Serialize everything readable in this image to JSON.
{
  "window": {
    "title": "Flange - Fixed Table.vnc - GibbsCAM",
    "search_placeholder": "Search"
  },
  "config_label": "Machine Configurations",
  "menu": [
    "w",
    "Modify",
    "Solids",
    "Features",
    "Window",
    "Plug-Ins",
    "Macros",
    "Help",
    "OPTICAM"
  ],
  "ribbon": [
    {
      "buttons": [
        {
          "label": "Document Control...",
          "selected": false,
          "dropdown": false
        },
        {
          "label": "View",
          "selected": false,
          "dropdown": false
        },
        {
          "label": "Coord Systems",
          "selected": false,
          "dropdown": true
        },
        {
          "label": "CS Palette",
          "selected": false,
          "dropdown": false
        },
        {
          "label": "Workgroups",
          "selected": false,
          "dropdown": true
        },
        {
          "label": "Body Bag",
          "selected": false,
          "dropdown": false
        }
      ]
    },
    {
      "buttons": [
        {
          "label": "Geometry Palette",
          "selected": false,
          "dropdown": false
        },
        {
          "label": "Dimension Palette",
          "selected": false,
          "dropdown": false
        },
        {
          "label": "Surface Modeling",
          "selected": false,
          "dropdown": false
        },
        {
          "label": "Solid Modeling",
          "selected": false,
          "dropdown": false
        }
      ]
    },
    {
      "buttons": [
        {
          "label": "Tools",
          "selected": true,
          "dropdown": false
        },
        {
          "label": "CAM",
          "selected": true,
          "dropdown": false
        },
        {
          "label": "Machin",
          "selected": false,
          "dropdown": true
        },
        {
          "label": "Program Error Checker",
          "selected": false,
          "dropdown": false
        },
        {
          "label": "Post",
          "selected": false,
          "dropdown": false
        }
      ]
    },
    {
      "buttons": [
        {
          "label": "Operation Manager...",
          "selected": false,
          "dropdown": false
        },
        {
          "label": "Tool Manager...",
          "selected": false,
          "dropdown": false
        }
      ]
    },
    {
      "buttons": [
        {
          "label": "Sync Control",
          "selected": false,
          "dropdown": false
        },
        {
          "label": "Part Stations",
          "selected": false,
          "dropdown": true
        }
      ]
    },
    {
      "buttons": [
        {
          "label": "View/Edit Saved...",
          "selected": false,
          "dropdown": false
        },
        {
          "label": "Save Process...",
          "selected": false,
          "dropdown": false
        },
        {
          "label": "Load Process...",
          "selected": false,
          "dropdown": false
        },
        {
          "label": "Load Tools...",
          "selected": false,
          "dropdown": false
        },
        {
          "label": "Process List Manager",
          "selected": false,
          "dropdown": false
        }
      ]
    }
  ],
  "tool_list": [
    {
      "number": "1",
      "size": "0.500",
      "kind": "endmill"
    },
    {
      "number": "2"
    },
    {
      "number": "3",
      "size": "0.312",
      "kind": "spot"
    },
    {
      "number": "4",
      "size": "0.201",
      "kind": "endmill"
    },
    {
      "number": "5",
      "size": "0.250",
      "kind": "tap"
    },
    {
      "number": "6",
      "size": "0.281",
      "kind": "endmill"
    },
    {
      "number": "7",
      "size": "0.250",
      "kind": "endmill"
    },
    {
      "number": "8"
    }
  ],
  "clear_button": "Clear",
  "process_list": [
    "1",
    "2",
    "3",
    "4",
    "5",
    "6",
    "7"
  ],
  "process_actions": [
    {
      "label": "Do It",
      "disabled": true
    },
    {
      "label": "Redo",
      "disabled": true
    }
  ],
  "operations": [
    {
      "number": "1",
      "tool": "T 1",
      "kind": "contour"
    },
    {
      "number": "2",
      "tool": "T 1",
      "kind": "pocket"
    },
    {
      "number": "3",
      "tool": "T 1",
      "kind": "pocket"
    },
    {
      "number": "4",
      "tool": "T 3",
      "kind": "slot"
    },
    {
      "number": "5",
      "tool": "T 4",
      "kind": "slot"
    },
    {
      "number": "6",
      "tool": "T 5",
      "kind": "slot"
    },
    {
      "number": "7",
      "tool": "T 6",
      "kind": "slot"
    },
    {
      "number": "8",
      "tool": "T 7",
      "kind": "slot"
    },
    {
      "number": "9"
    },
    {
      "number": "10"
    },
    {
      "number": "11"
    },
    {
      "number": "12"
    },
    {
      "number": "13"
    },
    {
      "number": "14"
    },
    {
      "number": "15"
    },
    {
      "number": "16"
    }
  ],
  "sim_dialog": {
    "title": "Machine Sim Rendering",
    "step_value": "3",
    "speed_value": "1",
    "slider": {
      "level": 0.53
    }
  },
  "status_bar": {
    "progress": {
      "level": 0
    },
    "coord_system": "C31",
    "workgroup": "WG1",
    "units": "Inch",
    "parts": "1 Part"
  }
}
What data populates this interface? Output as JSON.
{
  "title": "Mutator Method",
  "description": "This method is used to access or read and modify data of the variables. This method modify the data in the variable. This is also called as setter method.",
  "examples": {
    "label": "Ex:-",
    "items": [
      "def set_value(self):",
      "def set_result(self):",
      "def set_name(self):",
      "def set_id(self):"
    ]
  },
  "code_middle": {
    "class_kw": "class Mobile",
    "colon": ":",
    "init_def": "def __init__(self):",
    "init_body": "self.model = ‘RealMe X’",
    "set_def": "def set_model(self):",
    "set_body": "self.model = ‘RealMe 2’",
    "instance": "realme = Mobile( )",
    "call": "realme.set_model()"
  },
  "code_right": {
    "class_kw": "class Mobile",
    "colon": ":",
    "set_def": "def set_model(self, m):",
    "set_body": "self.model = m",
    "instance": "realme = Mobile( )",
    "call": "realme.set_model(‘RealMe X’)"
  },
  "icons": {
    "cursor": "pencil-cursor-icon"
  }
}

------------------------------------------------------------------------

- **AIM**: Copy each record from above without leaving any out.

- **CORRECT ANSWER**:
Serialize everything readable in this image to JSON.
{
  "window": {
    "title": "Flange - Fixed Table.vnc - GibbsCAM",
    "search_placeholder": "Search"
  },
  "config_label": "Machine Configurations",
  "menu": [
    "w",
    "Modify",
    "Solids",
    "Features",
    "Window",
    "Plug-Ins",
    "Macros",
    "Help",
    "OPTICAM"
  ],
  "ribbon": [
    {
      "buttons": [
        {
          "label": "Document Control...",
          "selected": false,
          "dropdown": false
        },
        {
          "label": "View",
          "selected": false,
          "dropdown": false
        },
        {
          "label": "Coord Systems",
          "selected": false,
          "dropdown": true
        },
        {
          "label": "CS Palette",
          "selected": false,
          "dropdown": false
        },
        {
          "label": "Workgroups",
          "selected": false,
          "dropdown": true
        },
        {
          "label": "Body Bag",
          "selected": false,
          "dropdown": false
        }
      ]
    },
    {
      "buttons": [
        {
          "label": "Geometry Palette",
          "selected": false,
          "dropdown": false
        },
        {
          "label": "Dimension Palette",
          "selected": false,
          "dropdown": false
        },
        {
          "label": "Surface Modeling",
          "selected": false,
          "dropdown": false
        },
        {
          "label": "Solid Modeling",
          "selected": false,
          "dropdown": false
        }
      ]
    },
    {
      "buttons": [
        {
          "label": "Tools",
          "selected": true,
          "dropdown": false
        },
        {
          "label": "CAM",
          "selected": true,
          "dropdown": false
        },
        {
          "label": "Machin",
          "selected": false,
          "dropdown": true
        },
        {
          "label": "Program Error Checker",
          "selected": false,
          "dropdown": false
        },
        {
          "label": "Post",
          "selected": false,
          "dropdown": false
        }
      ]
    },
    {
      "buttons": [
        {
          "label": "Operation Manager...",
          "selected": false,
          "dropdown": false
        },
        {
          "label": "Tool Manager...",
          "selected": false,
          "dropdown": false
        }
      ]
    },
    {
      "buttons": [
        {
          "label": "Sync Control",
          "selected": false,
          "dropdown": false
        },
        {
          "label": "Part Stations",
          "selected": false,
          "dropdown": true
        }
      ]
    },
    {
      "buttons": [
        {
          "label": "View/Edit Saved...",
          "selected": false,
          "dropdown": false
        },
        {
          "label": "Save Process...",
          "selected": false,
          "dropdown": false
        },
        {
          "label": "Load Process...",
          "selected": false,
          "dropdown": false
        },
        {
          "label": "Load Tools...",
          "selected": false,
          "dropdown": false
        },
        {
          "label": "Process List Manager",
          "selected": false,
          "dropdown": false
        }
      ]
    }
  ],
  "tool_list": [
    {
      "number": "1",
      "size": "0.500",
      "kind": "endmill"
    },
    {
      "number": "2"
    },
    {
      "number": "3",
      "size": "0.312",
      "kind": "spot"
    },
    {
      "number": "4",
      "size": "0.201",
      "kind": "endmill"
    },
    {
      "number": "5",
      "size": "0.250",
      "kind": "tap"
    },
    {
      "number": "6",
      "size": "0.281",
      "kind": "endmill"
    },
    {
      "number": "7",
      "size": "0.250",
      "kind": "endmill"
    },
    {
      "number": "8"
    }
  ],
  "clear_button": "Clear",
  "process_list": [
    "1",
    "2",
    "3",
    "4",
    "5",
    "6",
    "7"
  ],
  "process_actions": [
    {
      "label": "Do It",
      "disabled": true
    },
    {
      "label": "Redo",
      "disabled": true
    }
  ],
  "operations": [
    {
      "number": "1",
      "tool": "T 1",
      "kind": "contour"
    },
    {
      "number": "2",
      "tool": "T 1",
      "kind": "pocket"
    },
    {
      "number": "3",
      "tool": "T 1",
      "kind": "pocket"
    },
    {
      "number": "4",
      "tool": "T 3",
      "kind": "slot"
    },
    {
      "number": "5",
      "tool": "T 4",
      "kind": "slot"
    },
    {
      "number": "6",
      "tool": "T 5",
      "kind": "slot"
    },
    {
      "number": "7",
      "tool": "T 6",
      "kind": "slot"
    },
    {
      "number": "8",
      "tool": "T 7",
      "kind": "slot"
    },
    {
      "number": "9"
    },
    {
      "number": "10"
    },
    {
      "number": "11"
    },
    {
      "number": "12"
    },
    {
      "number": "13"
    },
    {
      "number": "14"
    },
    {
      "number": "15"
    },
    {
      "number": "16"
    }
  ],
  "sim_dialog": {
    "title": "Machine Sim Rendering",
    "step_value": "3",
    "speed_value": "1",
    "slider": {
      "level": 0.53
    }
  },
  "status_bar": {
    "progress": {
      "level": 0
    },
    "coord_system": "C31",
    "workgroup": "WG1",
    "units": "Inch",
    "parts": "1 Part"
  }
}
What data populates this interface? Output as JSON.
{
  "title": "Mutator Method",
  "description": "This method is used to access or read and modify data of the variables. This method modify the data in the variable. This is also called as setter method.",
  "examples": {
    "label": "Ex:-",
    "items": [
      "def set_value(self):",
      "def set_result(self):",
      "def set_name(self):",
      "def set_id(self):"
    ]
  },
  "code_middle": {
    "class_kw": "class Mobile",
    "colon": ":",
    "init_def": "def __init__(self):",
    "init_body": "self.model = ‘RealMe X’",
    "set_def": "def set_model(self):",
    "set_body": "self.model = ‘RealMe 2’",
    "instance": "realme = Mobile( )",
    "call": "realme.set_model()"
  },
  "code_right": {
    "class_kw": "class Mobile",
    "colon": ":",
    "set_def": "def set_model(self, m):",
    "set_body": "self.model = m",
    "instance": "realme = Mobile( )",
    "call": "realme.set_model(‘RealMe X’)"
  },
  "icons": {
    "cursor": "pencil-cursor-icon"
  }
}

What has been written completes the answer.